What you should do
Skip the images and copy each record exactly as written.

Data records
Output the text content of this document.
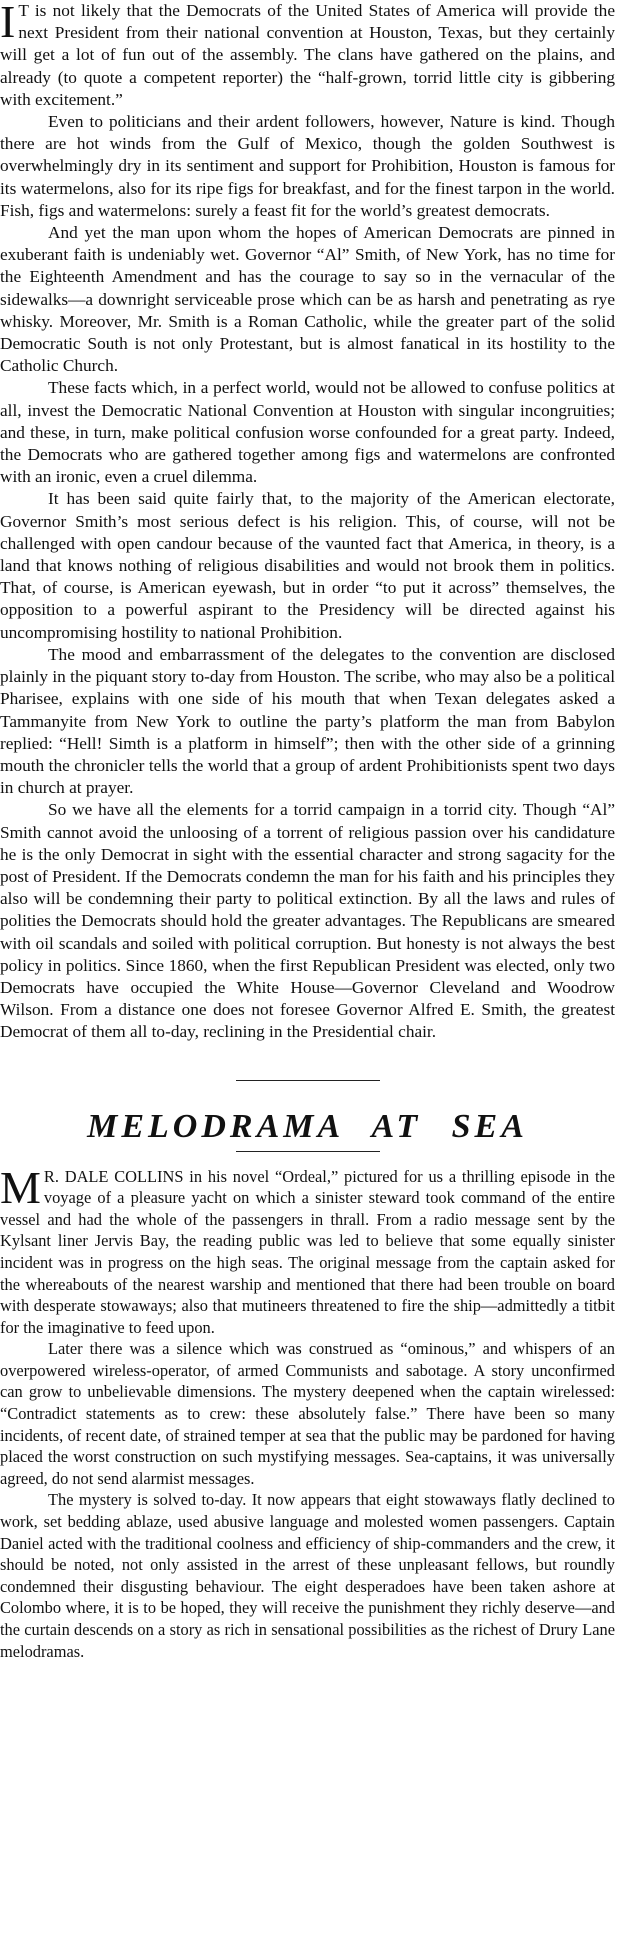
I T is not likely that the Democrats of the United States of America will provide the next President from their national convention at Houston, Texas, but they certainly will get a lot of fun out of the assembly. The clans have gathered on the plains, and already (to quote a competent reporter) the “half-grown, torrid little city is gibbering with excitement.”

Even to politicians and their ardent followers, however, Nature is kind. Though there are hot winds from the Gulf of Mexico, though the golden Southwest is overwhelmingly dry in its sentiment and support for Prohibition, Houston is famous for its watermelons, also for its ripe figs for breakfast, and for the finest tarpon in the world. Fish, figs and watermelons: surely a feast fit for the world’s greatest democrats.

And yet the man upon whom the hopes of American Democrats are pinned in exuberant faith is undeniably wet. Governor “Al” Smith, of New York, has no time for the Eighteenth Amendment and has the courage to say so in the vernacular of the sidewalks—a downright serviceable prose which can be as harsh and penetrating as rye whisky. Moreover, Mr. Smith is a Roman Catholic, while the greater part of the solid Democratic South is not only Protestant, but is almost fanatical in its hostility to the Catholic Church.

These facts which, in a perfect world, would not be allowed to confuse politics at all, invest the Democratic National Convention at Houston with singular incongruities; and these, in turn, make political confusion worse confounded for a great party. Indeed, the Democrats who are gathered together among figs and watermelons are confronted with an ironic, even a cruel dilemma.

It has been said quite fairly that, to the majority of the American electorate, Governor Smith’s most serious defect is his religion. This, of course, will not be challenged with open candour because of the vaunted fact that America, in theory, is a land that knows nothing of religious disabilities and would not brook them in politics. That, of course, is American eyewash, but in order “to put it across” themselves, the opposition to a powerful aspirant to the Presidency will be directed against his uncompromising hostility to national Prohibition.

The mood and embarrassment of the delegates to the convention are disclosed plainly in the piquant story to-day from Houston. The scribe, who may also be a political Pharisee, explains with one side of his mouth that when Texan delegates asked a Tammanyite from New York to outline the party’s platform the man from Babylon replied: “Hell! Simth is a platform in himself”; then with the other side of a grinning mouth the chronicler tells the world that a group of ardent Prohibitionists spent two days in church at prayer.

So we have all the elements for a torrid campaign in a torrid city. Though “Al” Smith cannot avoid the unloosing of a torrent of religious passion over his candidature he is the only Democrat in sight with the essential character and strong sagacity for the post of President. If the Democrats condemn the man for his faith and his principles they also will be condemning their party to political extinction. By all the laws and rules of polities the Democrats should hold the greater advantages. The Republicans are smeared with oil scandals and soiled with political corruption. But honesty is not always the best policy in politics. Since 1860, when the first Republican President was elected, only two Democrats have occupied the White House—Governor Cleveland and Woodrow Wilson. From a distance one does not foresee Governor Alfred E. Smith, the greatest Democrat of them all to-day, reclining in the Presidential chair.

MELODRAMA AT SEA

M R. DALE COLLINS in his novel “Ordeal,” pictured for us a thrilling episode in the voyage of a pleasure yacht on which a sinister steward took command of the entire vessel and had the whole of the passengers in thrall. From a radio message sent by the Kylsant liner Jervis Bay, the reading public was led to believe that some equally sinister incident was in progress on the high seas. The original message from the captain asked for the whereabouts of the nearest warship and mentioned that there had been trouble on board with desperate stowaways; also that mutineers threatened to fire the ship—admittedly a titbit for the imaginative to feed upon.

Later there was a silence which was construed as “ominous,” and whispers of an overpowered wireless-operator, of armed Communists and sabotage. A story unconfirmed can grow to unbelievable dimensions. The mystery deepened when the captain wirelessed: “Contradict statements as to crew: these absolutely false.” There have been so many incidents, of recent date, of strained temper at sea that the public may be pardoned for having placed the worst construction on such mystifying messages. Sea-captains, it was universally agreed, do not send alarmist messages.

The mystery is solved to-day. It now appears that eight stowaways flatly declined to work, set bedding ablaze, used abusive language and molested women passengers. Captain Daniel acted with the traditional coolness and efficiency of ship-commanders and the crew, it should be noted, not only assisted in the arrest of these unpleasant fellows, but roundly condemned their disgusting behaviour. The eight desperadoes have been taken ashore at Colombo where, it is to be hoped, they will receive the punishment they richly deserve—and the curtain descends on a story as rich in sensational possibilities as the richest of Drury Lane melodramas.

Task solution
Output the text content of this document.
I T is not likely that the Democrats of the United States of America will provide the next President from their national convention at Houston, Texas, but they certainly will get a lot of fun out of the assembly. The clans have gathered on the plains, and already (to quote a competent reporter) the “half-grown, torrid little city is gibbering with excitement.”

Even to politicians and their ardent followers, however, Nature is kind. Though there are hot winds from the Gulf of Mexico, though the golden Southwest is overwhelmingly dry in its sentiment and support for Prohibition, Houston is famous for its watermelons, also for its ripe figs for breakfast, and for the finest tarpon in the world. Fish, figs and watermelons: surely a feast fit for the world’s greatest democrats.

And yet the man upon whom the hopes of American Democrats are pinned in exuberant faith is undeniably wet. Governor “Al” Smith, of New York, has no time for the Eighteenth Amendment and has the courage to say so in the vernacular of the sidewalks—a downright serviceable prose which can be as harsh and penetrating as rye whisky. Moreover, Mr. Smith is a Roman Catholic, while the greater part of the solid Democratic South is not only Protestant, but is almost fanatical in its hostility to the Catholic Church.

These facts which, in a perfect world, would not be allowed to confuse politics at all, invest the Democratic National Convention at Houston with singular incongruities; and these, in turn, make political confusion worse confounded for a great party. Indeed, the Democrats who are gathered together among figs and watermelons are confronted with an ironic, even a cruel dilemma.

It has been said quite fairly that, to the majority of the American electorate, Governor Smith’s most serious defect is his religion. This, of course, will not be challenged with open candour because of the vaunted fact that America, in theory, is a land that knows nothing of religious disabilities and would not brook them in politics. That, of course, is American eyewash, but in order “to put it across” themselves, the opposition to a powerful aspirant to the Presidency will be directed against his uncompromising hostility to national Prohibition.

The mood and embarrassment of the delegates to the convention are disclosed plainly in the piquant story to-day from Houston. The scribe, who may also be a political Pharisee, explains with one side of his mouth that when Texan delegates asked a Tammanyite from New York to outline the party’s platform the man from Babylon replied: “Hell! Simth is a platform in himself”; then with the other side of a grinning mouth the chronicler tells the world that a group of ardent Prohibitionists spent two days in church at prayer.

So we have all the elements for a torrid campaign in a torrid city. Though “Al” Smith cannot avoid the unloosing of a torrent of religious passion over his candidature he is the only Democrat in sight with the essential character and strong sagacity for the post of President. If the Democrats condemn the man for his faith and his principles they also will be condemning their party to political extinction. By all the laws and rules of polities the Democrats should hold the greater advantages. The Republicans are smeared with oil scandals and soiled with political corruption. But honesty is not always the best policy in politics. Since 1860, when the first Republican President was elected, only two Democrats have occupied the White House—Governor Cleveland and Woodrow Wilson. From a distance one does not foresee Governor Alfred E. Smith, the greatest Democrat of them all to-day, reclining in the Presidential chair.

MELODRAMA AT SEA

M R. DALE COLLINS in his novel “Ordeal,” pictured for us a thrilling episode in the voyage of a pleasure yacht on which a sinister steward took command of the entire vessel and had the whole of the passengers in thrall. From a radio message sent by the Kylsant liner Jervis Bay, the reading public was led to believe that some equally sinister incident was in progress on the high seas. The original message from the captain asked for the whereabouts of the nearest warship and mentioned that there had been trouble on board with desperate stowaways; also that mutineers threatened to fire the ship—admittedly a titbit for the imaginative to feed upon.

Later there was a silence which was construed as “ominous,” and whispers of an overpowered wireless-operator, of armed Communists and sabotage. A story unconfirmed can grow to unbelievable dimensions. The mystery deepened when the captain wirelessed: “Contradict statements as to crew: these absolutely false.” There have been so many incidents, of recent date, of strained temper at sea that the public may be pardoned for having placed the worst construction on such mystifying messages. Sea-captains, it was universally agreed, do not send alarmist messages.

The mystery is solved to-day. It now appears that eight stowaways flatly declined to work, set bedding ablaze, used abusive language and molested women passengers. Captain Daniel acted with the traditional coolness and efficiency of ship-commanders and the crew, it should be noted, not only assisted in the arrest of these unpleasant fellows, but roundly condemned their disgusting behaviour. The eight desperadoes have been taken ashore at Colombo where, it is to be hoped, they will receive the punishment they richly deserve—and the curtain descends on a story as rich in sensational possibilities as the richest of Drury Lane melodramas.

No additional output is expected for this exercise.